Stored data:
↓

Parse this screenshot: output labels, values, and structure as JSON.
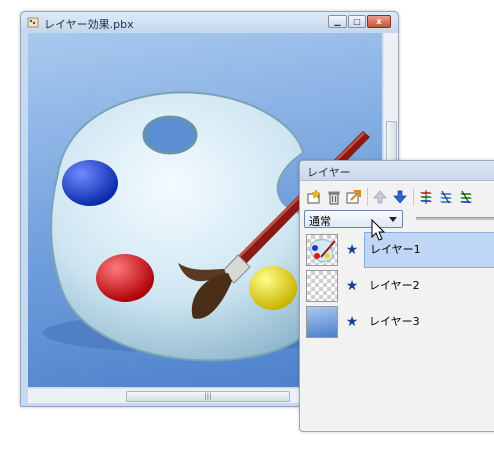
{
  "window": {
    "title": "レイヤー効果.pbx",
    "minimize_glyph": "▁",
    "maximize_glyph": "□",
    "close_glyph": "x",
    "hscroll_grip": "|||"
  },
  "layer_panel": {
    "title": "レイヤー",
    "blend_mode": "通常",
    "layers": [
      {
        "name": "レイヤー1",
        "visible_glyph": "★",
        "selected": true
      },
      {
        "name": "レイヤー2",
        "visible_glyph": "★",
        "selected": false
      },
      {
        "name": "レイヤー3",
        "visible_glyph": "★",
        "selected": false
      }
    ],
    "toolbar_icons": [
      "new-layer-icon",
      "delete-layer-icon",
      "layer-properties-icon",
      "move-up-icon",
      "move-down-icon",
      "merge-down-icon",
      "merge-visible-icon",
      "flatten-icon"
    ]
  },
  "colors": {
    "canvas_top": "#a9c9ee",
    "canvas_bottom": "#4c7fca",
    "selection": "#bfd7f4",
    "visibility_star": "#1a3e8e"
  }
}
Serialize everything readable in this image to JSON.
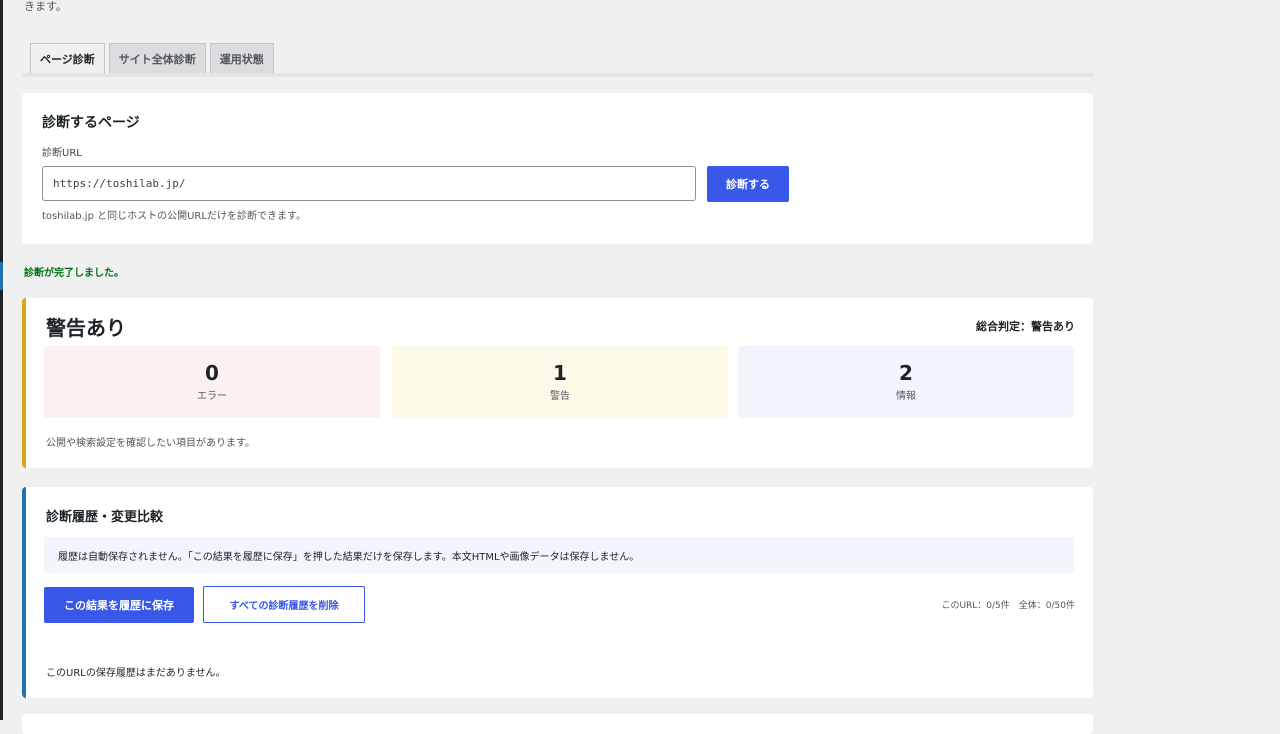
{
  "intro": {
    "text": "きます。"
  },
  "tabs": [
    {
      "label": "ページ診断",
      "active": true
    },
    {
      "label": "サイト全体診断",
      "active": false
    },
    {
      "label": "運用状態",
      "active": false
    }
  ],
  "url_section": {
    "title": "診断するページ",
    "label": "診断URL",
    "value": "https://toshilab.jp/",
    "button": "診断する",
    "help": "toshilab.jp と同じホストの公開URLだけを診断できます。"
  },
  "status": {
    "message": "診断が完了しました。"
  },
  "result": {
    "title": "警告あり",
    "overall": "総合判定：警告あり",
    "stats": [
      {
        "value": "0",
        "label": "エラー"
      },
      {
        "value": "1",
        "label": "警告"
      },
      {
        "value": "2",
        "label": "情報"
      }
    ],
    "note": "公開や検索設定を確認したい項目があります。"
  },
  "history": {
    "title": "診断履歴・変更比較",
    "notice": "履歴は自動保存されません。「この結果を履歴に保存」を押した結果だけを保存します。本文HTMLや画像データは保存しません。",
    "save_button": "この結果を履歴に保存",
    "delete_button": "すべての診断履歴を削除",
    "counts": "このURL：0/5件　全体：0/50件",
    "empty": "このURLの保存履歴はまだありません。"
  },
  "colors": {
    "primary": "#3858e9",
    "warning_border": "#dba617",
    "info_border": "#2271b1",
    "success_text": "#007017",
    "error_bg": "#fcf0f1",
    "warning_bg": "#fcf9e8",
    "info_bg": "#f0f6fc"
  }
}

↑

### OBJECTIVE
All of the data above should be transcribed verbatim, with pictures omitted.

### OUTPUT OF THE TASK
Parse this screenshot: output labels, values, and structure as JSON.
{
  "window": {
    "title": "レイヤー効果.pbx",
    "minimize_glyph": "▁",
    "maximize_glyph": "□",
    "close_glyph": "x",
    "hscroll_grip": "|||"
  },
  "layer_panel": {
    "title": "レイヤー",
    "blend_mode": "通常",
    "layers": [
      {
        "name": "レイヤー1",
        "visible_glyph": "★",
        "selected": true
      },
      {
        "name": "レイヤー2",
        "visible_glyph": "★",
        "selected": false
      },
      {
        "name": "レイヤー3",
        "visible_glyph": "★",
        "selected": false
      }
    ],
    "toolbar_icons": [
      "new-layer-icon",
      "delete-layer-icon",
      "layer-properties-icon",
      "move-up-icon",
      "move-down-icon",
      "merge-down-icon",
      "merge-visible-icon",
      "flatten-icon"
    ]
  },
  "colors": {
    "canvas_top": "#a9c9ee",
    "canvas_bottom": "#4c7fca",
    "selection": "#bfd7f4",
    "visibility_star": "#1a3e8e"
  }
}
Serialize everything readable in this image to JSON.
{
  "intro": {
    "text": "きます。"
  },
  "tabs": [
    {
      "label": "ページ診断",
      "active": true
    },
    {
      "label": "サイト全体診断",
      "active": false
    },
    {
      "label": "運用状態",
      "active": false
    }
  ],
  "url_section": {
    "title": "診断するページ",
    "label": "診断URL",
    "value": "https://toshilab.jp/",
    "button": "診断する",
    "help": "toshilab.jp と同じホストの公開URLだけを診断できます。"
  },
  "status": {
    "message": "診断が完了しました。"
  },
  "result": {
    "title": "警告あり",
    "overall": "総合判定：警告あり",
    "stats": [
      {
        "value": "0",
        "label": "エラー"
      },
      {
        "value": "1",
        "label": "警告"
      },
      {
        "value": "2",
        "label": "情報"
      }
    ],
    "note": "公開や検索設定を確認したい項目があります。"
  },
  "history": {
    "title": "診断履歴・変更比較",
    "notice": "履歴は自動保存されません。「この結果を履歴に保存」を押した結果だけを保存します。本文HTMLや画像データは保存しません。",
    "save_button": "この結果を履歴に保存",
    "delete_button": "すべての診断履歴を削除",
    "counts": "このURL：0/5件　全体：0/50件",
    "empty": "このURLの保存履歴はまだありません。"
  },
  "colors": {
    "primary": "#3858e9",
    "warning_border": "#dba617",
    "info_border": "#2271b1",
    "success_text": "#007017",
    "error_bg": "#fcf0f1",
    "warning_bg": "#fcf9e8",
    "info_bg": "#f0f6fc"
  }
}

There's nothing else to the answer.